- DATA -
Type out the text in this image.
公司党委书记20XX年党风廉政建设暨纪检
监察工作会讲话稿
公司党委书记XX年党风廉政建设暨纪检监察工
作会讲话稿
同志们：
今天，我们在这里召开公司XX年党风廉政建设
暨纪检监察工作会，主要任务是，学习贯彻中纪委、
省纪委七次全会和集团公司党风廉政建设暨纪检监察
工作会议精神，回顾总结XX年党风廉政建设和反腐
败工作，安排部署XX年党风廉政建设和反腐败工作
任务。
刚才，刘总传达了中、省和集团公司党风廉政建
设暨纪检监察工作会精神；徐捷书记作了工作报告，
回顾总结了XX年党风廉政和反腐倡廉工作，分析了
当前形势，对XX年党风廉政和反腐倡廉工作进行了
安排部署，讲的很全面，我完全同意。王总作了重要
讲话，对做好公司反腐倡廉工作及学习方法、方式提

- PROBLEM TO WORK ON -
Print every entry exactly as it appears.

- SOLUTION -
Type out the text in this image.
公司党委书记20XX年党风廉政建设暨纪检
监察工作会讲话稿
公司党委书记XX年党风廉政建设暨纪检监察工
作会讲话稿
同志们：
今天，我们在这里召开公司XX年党风廉政建设
暨纪检监察工作会，主要任务是，学习贯彻中纪委、
省纪委七次全会和集团公司党风廉政建设暨纪检监察
工作会议精神，回顾总结XX年党风廉政建设和反腐
败工作，安排部署XX年党风廉政建设和反腐败工作
任务。
刚才，刘总传达了中、省和集团公司党风廉政建
设暨纪检监察工作会精神；徐捷书记作了工作报告，
回顾总结了XX年党风廉政和反腐倡廉工作，分析了
当前形势，对XX年党风廉政和反腐倡廉工作进行了
安排部署，讲的很全面，我完全同意。王总作了重要
讲话，对做好公司反腐倡廉工作及学习方法、方式提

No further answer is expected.